[Catatan dataset]
* * * * * * * * *

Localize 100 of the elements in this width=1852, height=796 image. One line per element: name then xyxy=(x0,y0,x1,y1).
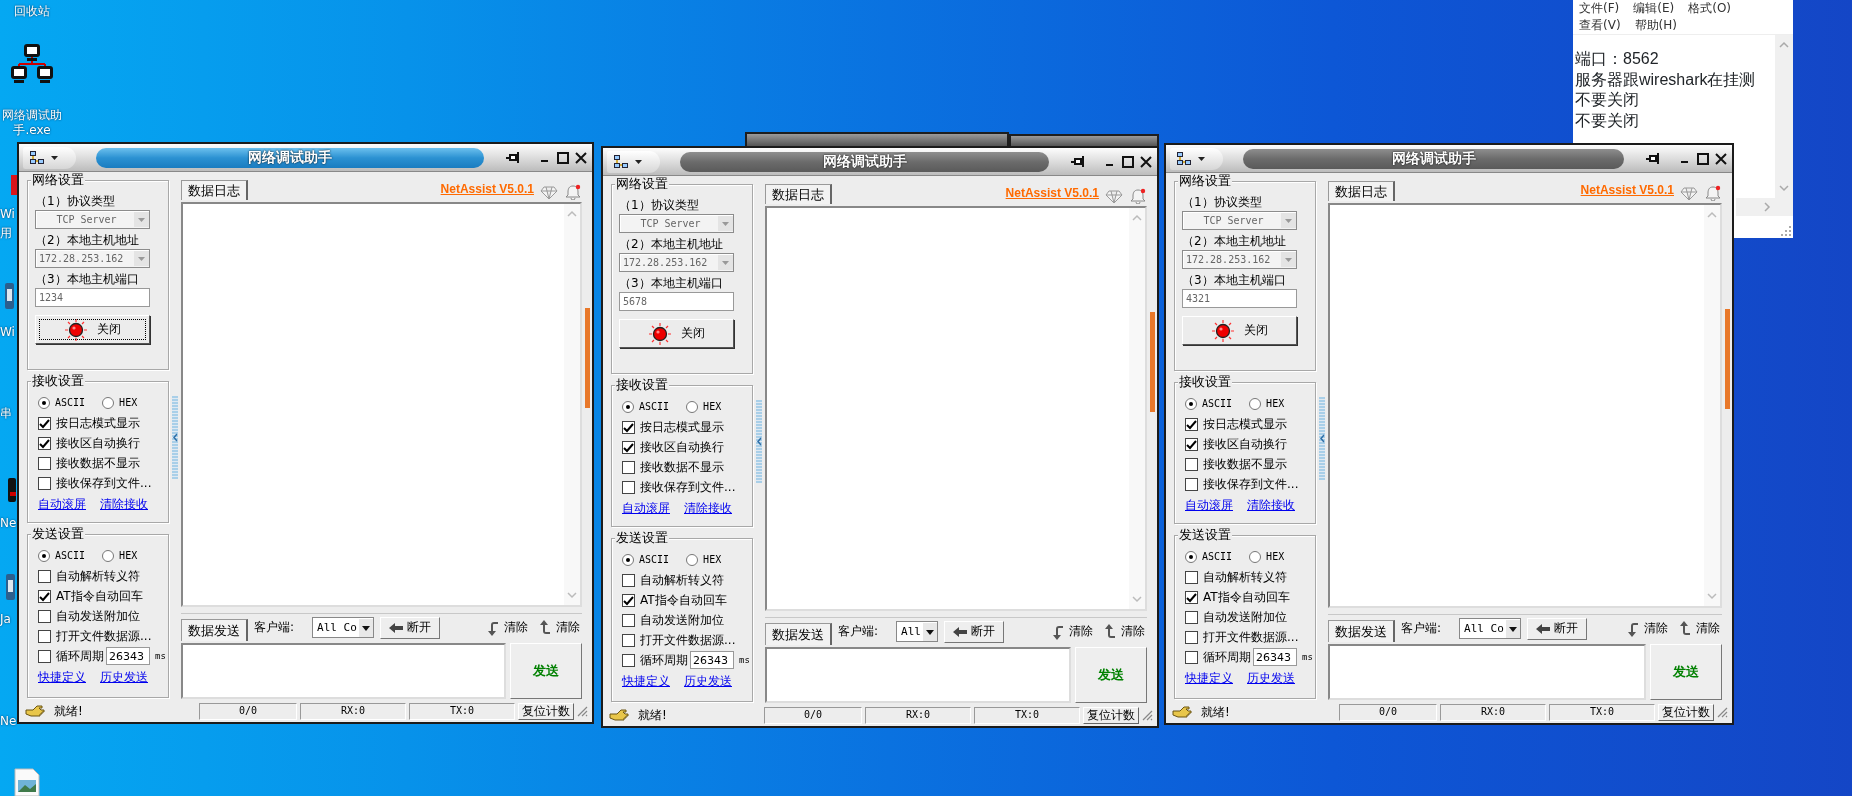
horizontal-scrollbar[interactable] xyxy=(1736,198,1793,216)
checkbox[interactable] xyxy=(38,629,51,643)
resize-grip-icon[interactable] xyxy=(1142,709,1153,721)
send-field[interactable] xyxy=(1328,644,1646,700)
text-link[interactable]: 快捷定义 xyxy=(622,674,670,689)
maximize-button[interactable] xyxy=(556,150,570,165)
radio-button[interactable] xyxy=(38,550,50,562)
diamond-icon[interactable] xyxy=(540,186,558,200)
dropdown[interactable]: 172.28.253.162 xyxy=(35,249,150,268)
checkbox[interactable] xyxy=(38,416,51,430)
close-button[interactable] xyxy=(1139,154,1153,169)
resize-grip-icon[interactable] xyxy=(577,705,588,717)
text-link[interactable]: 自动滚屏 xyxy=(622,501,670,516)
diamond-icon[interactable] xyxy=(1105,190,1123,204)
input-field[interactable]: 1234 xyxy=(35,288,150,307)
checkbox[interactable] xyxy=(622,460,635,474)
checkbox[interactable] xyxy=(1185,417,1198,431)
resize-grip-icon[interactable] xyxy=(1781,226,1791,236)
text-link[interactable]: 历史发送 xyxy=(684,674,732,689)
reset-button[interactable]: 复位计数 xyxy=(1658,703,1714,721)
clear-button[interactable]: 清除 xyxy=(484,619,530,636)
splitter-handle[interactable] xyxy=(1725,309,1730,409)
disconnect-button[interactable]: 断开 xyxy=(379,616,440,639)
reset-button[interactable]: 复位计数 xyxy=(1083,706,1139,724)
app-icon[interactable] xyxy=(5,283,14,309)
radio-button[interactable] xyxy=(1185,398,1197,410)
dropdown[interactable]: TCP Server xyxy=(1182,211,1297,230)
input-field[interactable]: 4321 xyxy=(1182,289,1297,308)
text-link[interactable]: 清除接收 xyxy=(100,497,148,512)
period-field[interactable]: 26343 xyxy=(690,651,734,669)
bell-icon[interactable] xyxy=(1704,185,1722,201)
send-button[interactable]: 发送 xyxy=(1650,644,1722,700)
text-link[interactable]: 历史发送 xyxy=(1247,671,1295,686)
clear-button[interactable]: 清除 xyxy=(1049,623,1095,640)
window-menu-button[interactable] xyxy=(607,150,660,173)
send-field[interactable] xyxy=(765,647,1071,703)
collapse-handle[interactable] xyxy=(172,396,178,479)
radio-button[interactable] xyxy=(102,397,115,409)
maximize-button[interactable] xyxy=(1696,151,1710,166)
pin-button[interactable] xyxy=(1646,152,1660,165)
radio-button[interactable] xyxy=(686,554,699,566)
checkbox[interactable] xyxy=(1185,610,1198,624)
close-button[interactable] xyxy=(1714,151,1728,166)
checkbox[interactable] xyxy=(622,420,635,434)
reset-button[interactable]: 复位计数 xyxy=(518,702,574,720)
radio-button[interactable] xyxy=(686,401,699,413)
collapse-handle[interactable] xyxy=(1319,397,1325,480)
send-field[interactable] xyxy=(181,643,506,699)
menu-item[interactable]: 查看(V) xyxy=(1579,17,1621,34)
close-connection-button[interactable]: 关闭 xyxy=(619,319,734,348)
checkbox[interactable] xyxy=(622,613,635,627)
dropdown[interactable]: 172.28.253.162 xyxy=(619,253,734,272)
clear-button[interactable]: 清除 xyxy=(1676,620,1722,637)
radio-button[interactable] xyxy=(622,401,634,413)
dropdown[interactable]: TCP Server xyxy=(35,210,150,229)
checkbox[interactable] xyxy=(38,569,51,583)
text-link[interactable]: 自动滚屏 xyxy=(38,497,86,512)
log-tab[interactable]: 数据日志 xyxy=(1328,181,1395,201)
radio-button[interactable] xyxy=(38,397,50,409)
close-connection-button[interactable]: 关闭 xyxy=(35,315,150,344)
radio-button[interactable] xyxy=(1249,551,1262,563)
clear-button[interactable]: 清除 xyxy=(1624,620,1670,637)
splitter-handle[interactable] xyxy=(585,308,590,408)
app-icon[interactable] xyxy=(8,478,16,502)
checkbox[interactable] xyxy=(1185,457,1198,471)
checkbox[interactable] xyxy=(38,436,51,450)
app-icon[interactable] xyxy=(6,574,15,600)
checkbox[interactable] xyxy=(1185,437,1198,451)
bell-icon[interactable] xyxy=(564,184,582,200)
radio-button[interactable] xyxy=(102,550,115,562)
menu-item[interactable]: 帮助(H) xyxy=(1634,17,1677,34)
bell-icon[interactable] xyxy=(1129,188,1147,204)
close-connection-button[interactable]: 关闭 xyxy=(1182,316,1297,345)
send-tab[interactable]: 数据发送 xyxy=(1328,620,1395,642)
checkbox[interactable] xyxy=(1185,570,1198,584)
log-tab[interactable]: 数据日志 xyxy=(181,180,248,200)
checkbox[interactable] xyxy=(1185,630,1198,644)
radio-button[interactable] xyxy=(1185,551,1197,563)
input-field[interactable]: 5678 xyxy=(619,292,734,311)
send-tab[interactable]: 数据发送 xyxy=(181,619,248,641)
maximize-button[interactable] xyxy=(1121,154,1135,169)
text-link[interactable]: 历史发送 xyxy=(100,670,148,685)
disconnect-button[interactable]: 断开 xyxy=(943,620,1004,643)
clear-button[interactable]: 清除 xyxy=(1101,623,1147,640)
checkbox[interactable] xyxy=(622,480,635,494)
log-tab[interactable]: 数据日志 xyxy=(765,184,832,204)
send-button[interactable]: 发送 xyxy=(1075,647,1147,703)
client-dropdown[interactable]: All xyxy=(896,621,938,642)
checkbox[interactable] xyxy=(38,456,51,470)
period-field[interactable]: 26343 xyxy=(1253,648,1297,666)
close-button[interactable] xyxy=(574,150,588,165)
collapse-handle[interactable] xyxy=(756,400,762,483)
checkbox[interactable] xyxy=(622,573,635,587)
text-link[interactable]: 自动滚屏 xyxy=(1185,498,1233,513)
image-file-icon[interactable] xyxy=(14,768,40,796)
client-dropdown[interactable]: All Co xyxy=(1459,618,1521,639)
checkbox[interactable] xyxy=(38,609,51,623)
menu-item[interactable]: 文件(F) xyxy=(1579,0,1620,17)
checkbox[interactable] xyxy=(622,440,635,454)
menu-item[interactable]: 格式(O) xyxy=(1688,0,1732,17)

* * * * * * * * *

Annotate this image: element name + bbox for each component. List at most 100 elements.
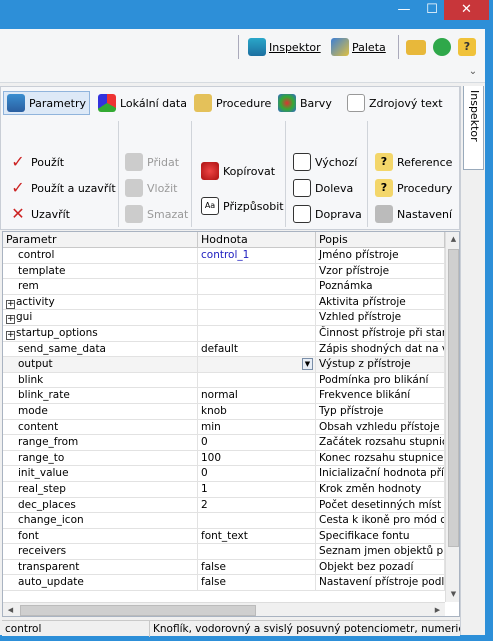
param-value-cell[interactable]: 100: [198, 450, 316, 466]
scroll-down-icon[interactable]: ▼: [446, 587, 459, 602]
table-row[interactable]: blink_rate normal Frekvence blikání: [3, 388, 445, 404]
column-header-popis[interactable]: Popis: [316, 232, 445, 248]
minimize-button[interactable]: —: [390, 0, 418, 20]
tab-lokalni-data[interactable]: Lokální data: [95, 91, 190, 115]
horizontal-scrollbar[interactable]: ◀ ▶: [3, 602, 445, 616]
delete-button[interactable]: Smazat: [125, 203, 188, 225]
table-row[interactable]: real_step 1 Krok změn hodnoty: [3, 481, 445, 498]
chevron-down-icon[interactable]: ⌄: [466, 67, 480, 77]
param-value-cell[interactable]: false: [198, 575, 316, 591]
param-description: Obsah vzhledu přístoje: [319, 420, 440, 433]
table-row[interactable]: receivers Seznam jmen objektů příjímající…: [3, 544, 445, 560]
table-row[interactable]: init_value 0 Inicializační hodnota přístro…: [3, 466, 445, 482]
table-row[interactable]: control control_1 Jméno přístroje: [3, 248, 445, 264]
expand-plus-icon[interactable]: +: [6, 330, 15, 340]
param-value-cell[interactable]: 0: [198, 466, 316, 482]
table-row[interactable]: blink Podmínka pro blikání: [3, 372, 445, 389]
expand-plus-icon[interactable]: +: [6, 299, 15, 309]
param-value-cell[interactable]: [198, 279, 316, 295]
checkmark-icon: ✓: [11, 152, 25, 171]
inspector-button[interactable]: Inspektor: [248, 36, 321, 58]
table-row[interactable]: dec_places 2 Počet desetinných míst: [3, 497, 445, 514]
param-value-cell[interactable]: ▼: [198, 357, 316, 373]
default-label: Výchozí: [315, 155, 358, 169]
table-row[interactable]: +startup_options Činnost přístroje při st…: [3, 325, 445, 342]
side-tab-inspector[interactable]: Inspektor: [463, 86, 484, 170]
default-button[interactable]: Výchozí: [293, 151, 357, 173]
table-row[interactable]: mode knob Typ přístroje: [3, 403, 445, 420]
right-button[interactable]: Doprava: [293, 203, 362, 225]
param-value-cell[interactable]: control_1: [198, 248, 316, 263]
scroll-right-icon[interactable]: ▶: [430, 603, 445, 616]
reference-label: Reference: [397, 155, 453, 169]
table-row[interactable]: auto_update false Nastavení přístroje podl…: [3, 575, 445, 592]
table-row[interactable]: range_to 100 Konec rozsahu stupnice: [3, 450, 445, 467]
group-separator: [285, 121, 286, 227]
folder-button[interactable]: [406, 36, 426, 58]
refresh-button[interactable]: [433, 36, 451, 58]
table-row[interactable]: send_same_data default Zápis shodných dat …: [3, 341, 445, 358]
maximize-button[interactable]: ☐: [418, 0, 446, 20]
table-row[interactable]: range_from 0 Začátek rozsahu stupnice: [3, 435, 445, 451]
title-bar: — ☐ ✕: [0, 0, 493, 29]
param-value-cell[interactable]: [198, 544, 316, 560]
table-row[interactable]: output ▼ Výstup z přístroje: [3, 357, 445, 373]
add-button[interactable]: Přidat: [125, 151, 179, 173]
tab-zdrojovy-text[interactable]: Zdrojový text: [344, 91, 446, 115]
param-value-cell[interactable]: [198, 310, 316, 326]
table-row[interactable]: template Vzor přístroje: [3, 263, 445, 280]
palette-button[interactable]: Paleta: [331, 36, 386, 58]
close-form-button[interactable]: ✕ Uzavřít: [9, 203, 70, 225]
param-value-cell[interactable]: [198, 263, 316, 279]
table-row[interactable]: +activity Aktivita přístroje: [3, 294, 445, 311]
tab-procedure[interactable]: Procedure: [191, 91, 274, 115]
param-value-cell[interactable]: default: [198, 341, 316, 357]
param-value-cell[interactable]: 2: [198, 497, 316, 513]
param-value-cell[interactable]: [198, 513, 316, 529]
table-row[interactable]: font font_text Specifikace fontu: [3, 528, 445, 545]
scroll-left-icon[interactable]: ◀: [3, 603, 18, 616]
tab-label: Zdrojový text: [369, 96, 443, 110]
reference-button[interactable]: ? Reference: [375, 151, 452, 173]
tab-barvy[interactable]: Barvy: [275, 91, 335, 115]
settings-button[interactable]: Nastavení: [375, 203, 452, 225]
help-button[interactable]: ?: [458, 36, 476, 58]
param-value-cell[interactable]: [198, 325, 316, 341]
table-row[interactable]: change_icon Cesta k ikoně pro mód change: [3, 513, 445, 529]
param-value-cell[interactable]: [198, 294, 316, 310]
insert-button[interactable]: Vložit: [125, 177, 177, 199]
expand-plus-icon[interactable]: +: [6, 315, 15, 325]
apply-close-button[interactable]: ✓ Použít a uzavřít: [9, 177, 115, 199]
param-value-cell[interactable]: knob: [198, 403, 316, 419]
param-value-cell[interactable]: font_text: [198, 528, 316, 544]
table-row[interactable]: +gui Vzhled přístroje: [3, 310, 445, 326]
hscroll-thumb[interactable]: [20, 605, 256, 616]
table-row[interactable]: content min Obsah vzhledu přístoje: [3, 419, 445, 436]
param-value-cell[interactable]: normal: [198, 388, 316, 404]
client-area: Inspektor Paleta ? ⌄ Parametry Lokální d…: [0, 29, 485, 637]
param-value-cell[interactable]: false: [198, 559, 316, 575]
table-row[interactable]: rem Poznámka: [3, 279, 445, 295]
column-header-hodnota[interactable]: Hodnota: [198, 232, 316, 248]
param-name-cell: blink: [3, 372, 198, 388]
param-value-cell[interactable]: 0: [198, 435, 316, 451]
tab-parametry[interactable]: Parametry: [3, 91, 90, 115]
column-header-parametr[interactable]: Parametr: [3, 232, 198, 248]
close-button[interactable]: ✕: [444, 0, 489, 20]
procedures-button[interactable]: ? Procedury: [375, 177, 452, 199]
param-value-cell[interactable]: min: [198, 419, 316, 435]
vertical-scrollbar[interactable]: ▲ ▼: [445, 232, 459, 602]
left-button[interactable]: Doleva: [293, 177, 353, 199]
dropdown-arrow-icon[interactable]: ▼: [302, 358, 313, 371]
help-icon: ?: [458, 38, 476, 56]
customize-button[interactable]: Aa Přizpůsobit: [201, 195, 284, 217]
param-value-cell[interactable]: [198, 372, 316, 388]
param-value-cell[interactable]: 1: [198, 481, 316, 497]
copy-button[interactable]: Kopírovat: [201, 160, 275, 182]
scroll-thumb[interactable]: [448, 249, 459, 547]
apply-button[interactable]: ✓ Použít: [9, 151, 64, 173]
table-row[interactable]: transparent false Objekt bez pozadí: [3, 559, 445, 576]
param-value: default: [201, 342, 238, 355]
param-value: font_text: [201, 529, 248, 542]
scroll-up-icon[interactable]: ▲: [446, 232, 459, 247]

* * * * * * * * *

## LATIHAN SINGKAT
Kutip tanpa perubahan bagian materi di atas yang dimulai dari baris berisi "horizontal-scrollbar[interactable] xyxy=(1736,198,1793,216)" hingga baris berisi "diamond-icon[interactable] xyxy=(540,186,558,200)", termasuk kedua baris tersebut.

## JAWABAN LATIHAN
horizontal-scrollbar[interactable] xyxy=(1736,198,1793,216)
checkbox[interactable] xyxy=(38,629,51,643)
resize-grip-icon[interactable] xyxy=(1142,709,1153,721)
send-field[interactable] xyxy=(1328,644,1646,700)
text-link[interactable]: 快捷定义 xyxy=(622,674,670,689)
maximize-button[interactable] xyxy=(556,150,570,165)
radio-button[interactable] xyxy=(38,550,50,562)
diamond-icon[interactable] xyxy=(540,186,558,200)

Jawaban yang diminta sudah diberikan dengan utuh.